*INSTRUCTIONS FOR THE TASK*: Check every line below for the word "Lovable" and copy each one that has it.

┌──

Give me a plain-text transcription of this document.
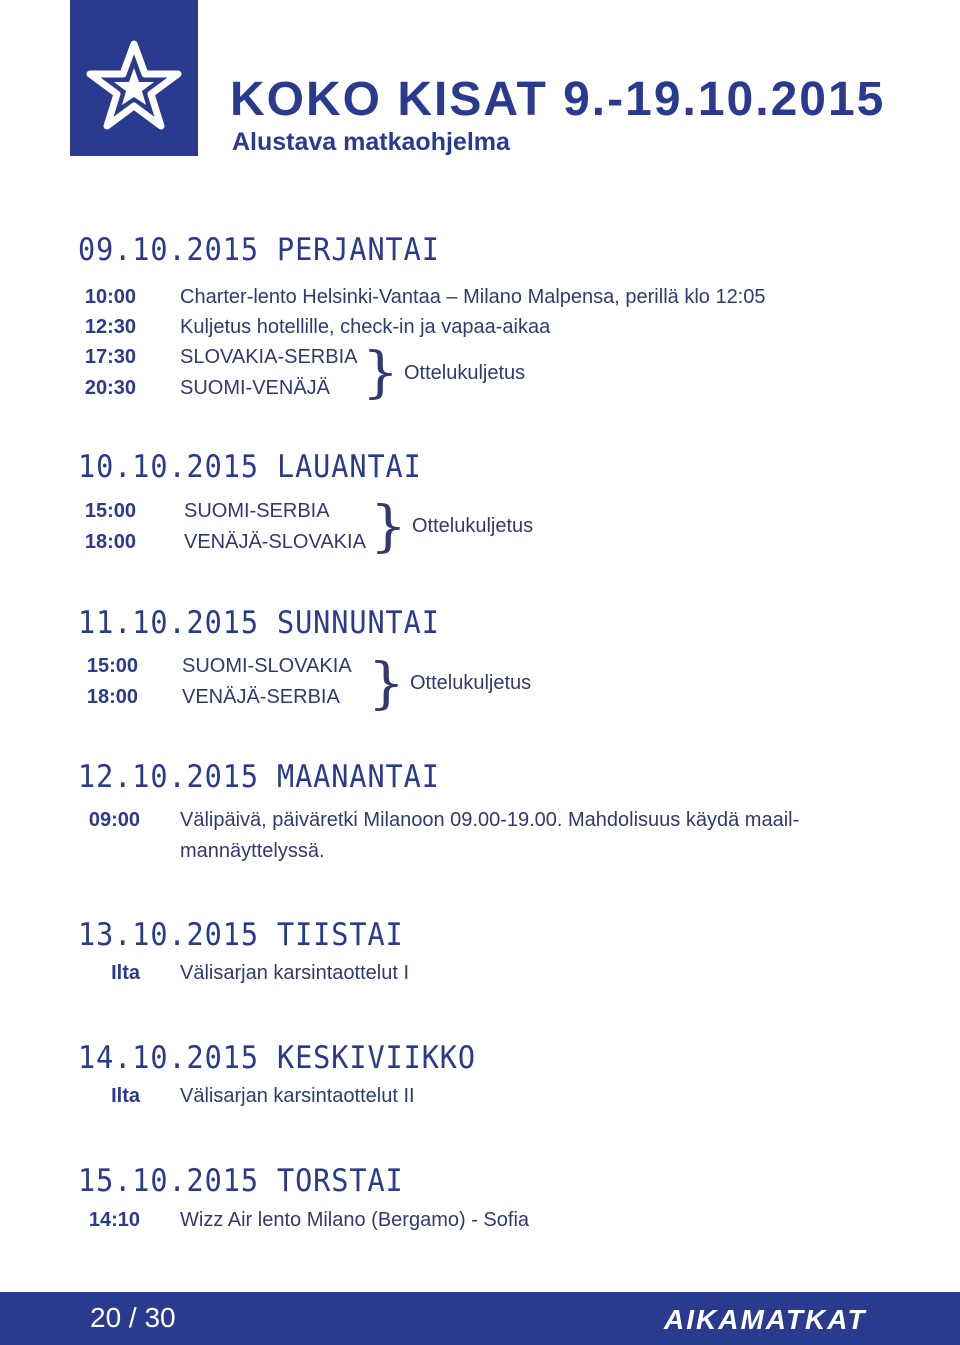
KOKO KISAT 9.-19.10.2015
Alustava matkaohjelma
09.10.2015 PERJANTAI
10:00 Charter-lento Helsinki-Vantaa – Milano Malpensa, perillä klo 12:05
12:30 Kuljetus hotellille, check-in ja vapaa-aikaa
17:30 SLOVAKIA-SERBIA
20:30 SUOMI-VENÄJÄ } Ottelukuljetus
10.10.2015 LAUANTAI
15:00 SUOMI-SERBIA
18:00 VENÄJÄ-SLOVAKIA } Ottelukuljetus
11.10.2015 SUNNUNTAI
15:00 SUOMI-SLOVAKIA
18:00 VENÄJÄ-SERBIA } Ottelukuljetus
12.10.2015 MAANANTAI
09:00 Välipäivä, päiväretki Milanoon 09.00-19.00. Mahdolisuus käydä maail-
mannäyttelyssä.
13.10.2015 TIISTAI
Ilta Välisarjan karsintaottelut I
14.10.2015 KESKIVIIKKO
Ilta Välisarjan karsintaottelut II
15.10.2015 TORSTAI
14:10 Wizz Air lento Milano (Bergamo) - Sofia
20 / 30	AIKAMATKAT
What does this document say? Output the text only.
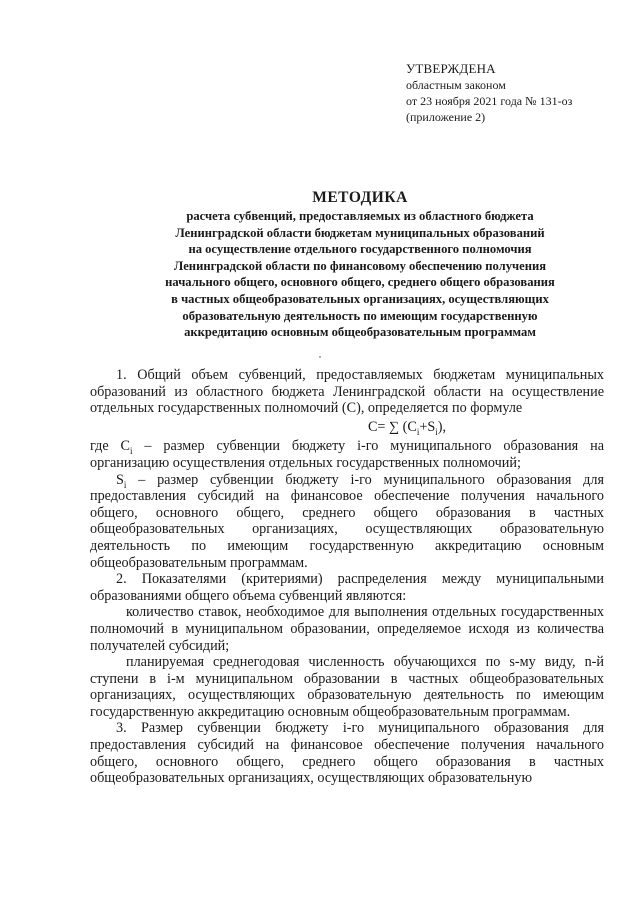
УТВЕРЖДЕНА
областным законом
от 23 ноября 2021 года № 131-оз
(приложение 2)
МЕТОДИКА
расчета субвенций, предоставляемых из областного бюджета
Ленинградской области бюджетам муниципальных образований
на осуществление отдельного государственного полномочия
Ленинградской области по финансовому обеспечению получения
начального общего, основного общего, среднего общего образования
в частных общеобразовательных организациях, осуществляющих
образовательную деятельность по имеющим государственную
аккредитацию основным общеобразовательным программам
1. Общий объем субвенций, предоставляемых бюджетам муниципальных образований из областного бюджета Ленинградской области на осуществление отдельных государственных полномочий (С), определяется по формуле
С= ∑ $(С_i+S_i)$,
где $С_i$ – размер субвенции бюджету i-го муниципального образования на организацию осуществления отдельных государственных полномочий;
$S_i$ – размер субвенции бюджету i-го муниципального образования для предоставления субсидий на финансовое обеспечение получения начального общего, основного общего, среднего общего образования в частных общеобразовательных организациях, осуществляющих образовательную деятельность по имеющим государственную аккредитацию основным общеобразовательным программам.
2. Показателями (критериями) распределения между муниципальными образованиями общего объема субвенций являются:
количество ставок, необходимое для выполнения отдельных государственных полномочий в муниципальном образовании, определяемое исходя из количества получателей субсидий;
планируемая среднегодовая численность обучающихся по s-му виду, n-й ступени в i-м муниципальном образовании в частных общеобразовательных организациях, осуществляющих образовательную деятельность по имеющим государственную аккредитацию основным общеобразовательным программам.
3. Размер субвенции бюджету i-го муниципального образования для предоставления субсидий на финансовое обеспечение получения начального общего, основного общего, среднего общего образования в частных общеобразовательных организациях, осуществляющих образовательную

└──
┌──

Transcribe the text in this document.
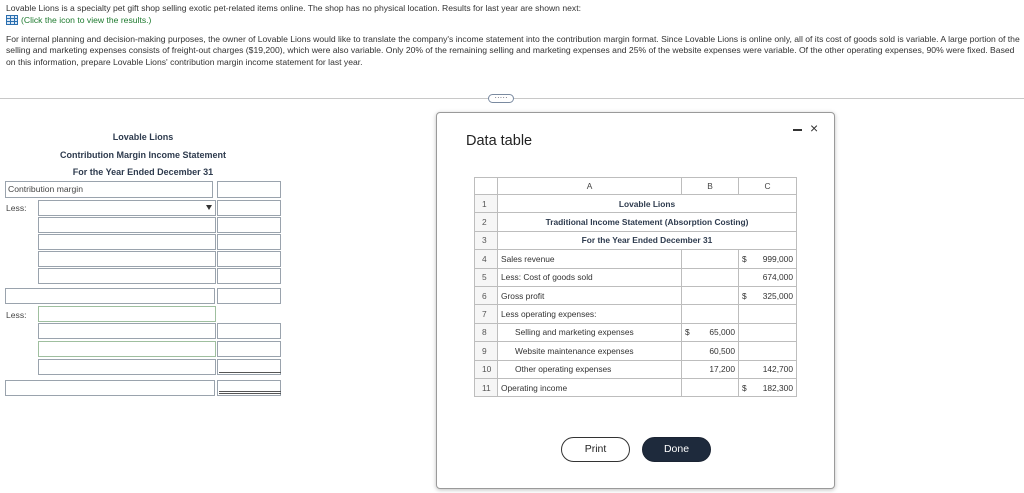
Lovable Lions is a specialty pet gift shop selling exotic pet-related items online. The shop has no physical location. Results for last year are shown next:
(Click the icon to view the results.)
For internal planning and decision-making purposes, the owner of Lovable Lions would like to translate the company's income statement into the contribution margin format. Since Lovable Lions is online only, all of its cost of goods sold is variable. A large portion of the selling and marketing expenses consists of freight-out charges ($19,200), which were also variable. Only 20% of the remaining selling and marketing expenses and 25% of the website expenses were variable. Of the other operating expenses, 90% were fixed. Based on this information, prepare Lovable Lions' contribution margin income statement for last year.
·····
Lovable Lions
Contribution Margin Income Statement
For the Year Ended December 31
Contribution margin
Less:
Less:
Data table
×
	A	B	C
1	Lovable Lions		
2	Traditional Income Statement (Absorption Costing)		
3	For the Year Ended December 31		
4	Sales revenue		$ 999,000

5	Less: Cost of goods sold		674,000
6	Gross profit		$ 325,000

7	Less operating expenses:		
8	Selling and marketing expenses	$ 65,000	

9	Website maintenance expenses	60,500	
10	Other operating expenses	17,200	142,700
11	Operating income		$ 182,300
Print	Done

└──

*THE RESPONSE*:
Lovable Lions is a specialty pet gift shop selling exotic pet-related items online. The shop has no physical location. Results for last year are shown next:
For internal planning and decision-making purposes, the owner of Lovable Lions would like to translate the company's income statement into the contribution margin format. Since Lovable Lions is online only, all of its cost of goods sold is variable. A large portion of the selling and marketing expenses consists of freight-out charges ($19,200), which were also variable. Only 20% of the remaining selling and marketing expenses and 25% of the website expenses were variable. Of the other operating expenses, 90% were fixed. Based on this information, prepare Lovable Lions' contribution margin income statement for last year.
Lovable Lions
1	Lovable Lions		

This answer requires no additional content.